[Data entries]
______
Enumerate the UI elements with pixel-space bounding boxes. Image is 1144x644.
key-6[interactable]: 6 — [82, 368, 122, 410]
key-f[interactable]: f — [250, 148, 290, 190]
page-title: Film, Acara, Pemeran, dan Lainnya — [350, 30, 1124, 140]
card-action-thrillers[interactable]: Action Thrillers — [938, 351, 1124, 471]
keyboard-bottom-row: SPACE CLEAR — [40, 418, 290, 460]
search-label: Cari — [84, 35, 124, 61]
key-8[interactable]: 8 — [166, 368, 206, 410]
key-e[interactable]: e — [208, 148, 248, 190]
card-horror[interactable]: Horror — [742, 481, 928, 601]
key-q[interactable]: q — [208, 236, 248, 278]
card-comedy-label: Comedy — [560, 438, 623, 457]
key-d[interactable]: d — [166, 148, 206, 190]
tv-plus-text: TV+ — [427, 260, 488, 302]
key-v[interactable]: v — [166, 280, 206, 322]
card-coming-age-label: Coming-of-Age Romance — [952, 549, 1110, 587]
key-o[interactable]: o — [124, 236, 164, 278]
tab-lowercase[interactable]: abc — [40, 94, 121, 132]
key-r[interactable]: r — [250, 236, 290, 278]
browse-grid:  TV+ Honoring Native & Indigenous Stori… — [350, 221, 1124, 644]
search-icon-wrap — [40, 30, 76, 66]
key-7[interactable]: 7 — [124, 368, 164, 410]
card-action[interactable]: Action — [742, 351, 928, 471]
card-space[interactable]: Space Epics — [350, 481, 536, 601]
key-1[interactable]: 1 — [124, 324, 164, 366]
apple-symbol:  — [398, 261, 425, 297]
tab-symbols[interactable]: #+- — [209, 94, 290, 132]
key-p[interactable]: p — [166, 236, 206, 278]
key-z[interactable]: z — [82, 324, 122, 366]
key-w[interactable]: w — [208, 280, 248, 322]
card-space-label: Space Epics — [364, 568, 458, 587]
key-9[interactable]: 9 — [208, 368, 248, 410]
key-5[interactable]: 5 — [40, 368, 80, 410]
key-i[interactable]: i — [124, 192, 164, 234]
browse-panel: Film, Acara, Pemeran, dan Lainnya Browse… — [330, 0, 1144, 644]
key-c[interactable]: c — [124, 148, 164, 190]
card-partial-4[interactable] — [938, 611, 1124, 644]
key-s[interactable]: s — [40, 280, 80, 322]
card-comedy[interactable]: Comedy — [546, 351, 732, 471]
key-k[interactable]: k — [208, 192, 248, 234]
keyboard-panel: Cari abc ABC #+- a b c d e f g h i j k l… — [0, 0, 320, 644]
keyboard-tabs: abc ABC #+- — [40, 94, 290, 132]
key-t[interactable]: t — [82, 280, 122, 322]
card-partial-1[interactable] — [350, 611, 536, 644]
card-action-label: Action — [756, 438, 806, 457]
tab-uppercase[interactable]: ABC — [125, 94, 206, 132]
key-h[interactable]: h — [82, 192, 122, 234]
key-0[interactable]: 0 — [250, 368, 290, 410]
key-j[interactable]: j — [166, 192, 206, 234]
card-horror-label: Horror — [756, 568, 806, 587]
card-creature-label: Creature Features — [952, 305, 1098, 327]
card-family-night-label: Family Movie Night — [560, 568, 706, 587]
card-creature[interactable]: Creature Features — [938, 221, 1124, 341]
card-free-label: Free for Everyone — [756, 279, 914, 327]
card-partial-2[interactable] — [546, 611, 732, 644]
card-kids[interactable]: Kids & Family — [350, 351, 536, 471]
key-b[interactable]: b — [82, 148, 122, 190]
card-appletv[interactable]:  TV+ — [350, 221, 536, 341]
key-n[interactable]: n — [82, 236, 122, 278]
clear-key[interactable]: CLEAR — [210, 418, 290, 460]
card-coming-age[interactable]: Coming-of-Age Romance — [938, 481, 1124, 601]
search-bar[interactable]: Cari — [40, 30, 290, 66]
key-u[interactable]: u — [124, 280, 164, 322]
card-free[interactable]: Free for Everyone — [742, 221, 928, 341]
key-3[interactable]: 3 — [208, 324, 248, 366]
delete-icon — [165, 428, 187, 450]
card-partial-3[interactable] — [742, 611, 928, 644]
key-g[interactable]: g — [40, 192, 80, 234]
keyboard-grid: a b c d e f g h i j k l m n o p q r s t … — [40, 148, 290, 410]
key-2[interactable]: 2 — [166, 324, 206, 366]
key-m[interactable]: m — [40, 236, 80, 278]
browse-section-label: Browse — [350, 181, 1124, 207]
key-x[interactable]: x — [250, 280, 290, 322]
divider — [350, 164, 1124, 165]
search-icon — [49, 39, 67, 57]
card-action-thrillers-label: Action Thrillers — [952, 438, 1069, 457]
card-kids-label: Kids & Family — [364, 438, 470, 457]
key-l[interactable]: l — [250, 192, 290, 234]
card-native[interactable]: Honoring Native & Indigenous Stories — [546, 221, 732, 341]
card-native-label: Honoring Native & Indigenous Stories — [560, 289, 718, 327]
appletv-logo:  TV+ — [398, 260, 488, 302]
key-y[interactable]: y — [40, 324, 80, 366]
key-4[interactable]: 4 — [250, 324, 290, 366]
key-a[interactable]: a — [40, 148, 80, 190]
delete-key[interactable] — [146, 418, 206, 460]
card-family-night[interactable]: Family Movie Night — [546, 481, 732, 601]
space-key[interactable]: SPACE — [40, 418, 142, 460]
______
Copy out the items above verbatim, from the first item through the line containing "card-space-label: Space Epics", both ends included.

Enumerate the UI elements with pixel-space bounding boxes. Image is 1144x644.
key-6[interactable]: 6 — [82, 368, 122, 410]
key-f[interactable]: f — [250, 148, 290, 190]
page-title: Film, Acara, Pemeran, dan Lainnya — [350, 30, 1124, 140]
card-action-thrillers[interactable]: Action Thrillers — [938, 351, 1124, 471]
keyboard-bottom-row: SPACE CLEAR — [40, 418, 290, 460]
search-label: Cari — [84, 35, 124, 61]
key-8[interactable]: 8 — [166, 368, 206, 410]
key-e[interactable]: e — [208, 148, 248, 190]
card-horror[interactable]: Horror — [742, 481, 928, 601]
key-q[interactable]: q — [208, 236, 248, 278]
card-comedy-label: Comedy — [560, 438, 623, 457]
key-d[interactable]: d — [166, 148, 206, 190]
tv-plus-text: TV+ — [427, 260, 488, 302]
key-v[interactable]: v — [166, 280, 206, 322]
card-coming-age-label: Coming-of-Age Romance — [952, 549, 1110, 587]
key-o[interactable]: o — [124, 236, 164, 278]
tab-lowercase[interactable]: abc — [40, 94, 121, 132]
key-r[interactable]: r — [250, 236, 290, 278]
browse-grid:  TV+ Honoring Native & Indigenous Stori… — [350, 221, 1124, 644]
search-icon-wrap — [40, 30, 76, 66]
key-7[interactable]: 7 — [124, 368, 164, 410]
card-action[interactable]: Action — [742, 351, 928, 471]
card-space[interactable]: Space Epics — [350, 481, 536, 601]
key-1[interactable]: 1 — [124, 324, 164, 366]
apple-symbol:  — [398, 261, 425, 297]
tab-symbols[interactable]: #+- — [209, 94, 290, 132]
key-p[interactable]: p — [166, 236, 206, 278]
key-z[interactable]: z — [82, 324, 122, 366]
key-w[interactable]: w — [208, 280, 248, 322]
card-space-label: Space Epics — [364, 568, 458, 587]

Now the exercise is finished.